Task goal =>
Without the pictures, set down every line of the data exactly.

** begin Materials provided **

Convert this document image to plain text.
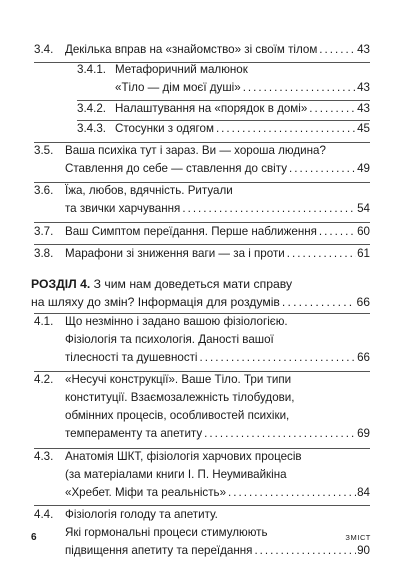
3.4. Декілька вправ на «знайомство» зі своїм тілом . . .	43
3.4.1. Метафоричний малюнок
«Тіло — дім моєї душі» . . .	43
3.4.2. Налаштування на «порядок в домі» . . .	43
3.4.3. Стосунки з одягом . . .	45
3.5. Ваша психіка тут і зараз. Ви — хороша людина?
Ставлення до себе — ставлення до світу . . .	49
3.6. Їжа, любов, вдячність. Ритуали
та звички харчування . . .	54
3.7. Ваш Симптом переїдання. Перше наближення . . .	60
3.8. Марафони зі зниження ваги — за і проти . . .	61
РОЗДІЛ 4.
З чим нам доведеться мати справу
на шляху до змін? Інформація для роздумів . . .	66
4.1. Що незмінно і задано вашою фізіологією.
Фізіологія та психологія. Даності вашої
тілесності та душевності . . .	66
4.2. «Несучі конструкції». Ваше Тіло. Три типи
конституції. Взаємозалежність тілобудови,
обмінних процесів, особливостей психіки,
темпераменту та апетиту . . .	69
4.3. Анатомія ШКТ, фізіологія харчових процесів
(за матеріалами книги І. П. Неумивайкіна
«Хребет. Міфи та реальність» . . .	84
4.4. Фізіологія голоду та апетиту.
Які гормональні процеси стимулюють
підвищення апетиту та переїдання . . .	90
6	ЗМІСТ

** end Materials provided **

Exercise output =>
Convert this document image to plain text.
3.4. Декілька вправ на «знайомство» зі своїм тілом . . .	43
3.4.1. Метафоричний малюнок
«Тіло — дім моєї душі» . . .	43
3.4.2. Налаштування на «порядок в домі» . . .	43
3.4.3. Стосунки з одягом . . .	45
3.5. Ваша психіка тут і зараз. Ви — хороша людина?
Ставлення до себе — ставлення до світу . . .	49
3.6. Їжа, любов, вдячність. Ритуали
та звички харчування . . .	54
3.7. Ваш Симптом переїдання. Перше наближення . . .	60
3.8. Марафони зі зниження ваги — за і проти . . .	61
РОЗДІЛ 4.
З чим нам доведеться мати справу
на шляху до змін? Інформація для роздумів . . .	66
4.1. Що незмінно і задано вашою фізіологією.
Фізіологія та психологія. Даності вашої
тілесності та душевності . . .	66
4.2. «Несучі конструкції». Ваше Тіло. Три типи
конституції. Взаємозалежність тілобудови,
обмінних процесів, особливостей психіки,
темпераменту та апетиту . . .	69
4.3. Анатомія ШКТ, фізіологія харчових процесів
(за матеріалами книги І. П. Неумивайкіна
«Хребет. Міфи та реальність» . . .	84
4.4. Фізіологія голоду та апетиту.
Які гормональні процеси стимулюють
підвищення апетиту та переїдання . . .	90
6	ЗМІСТ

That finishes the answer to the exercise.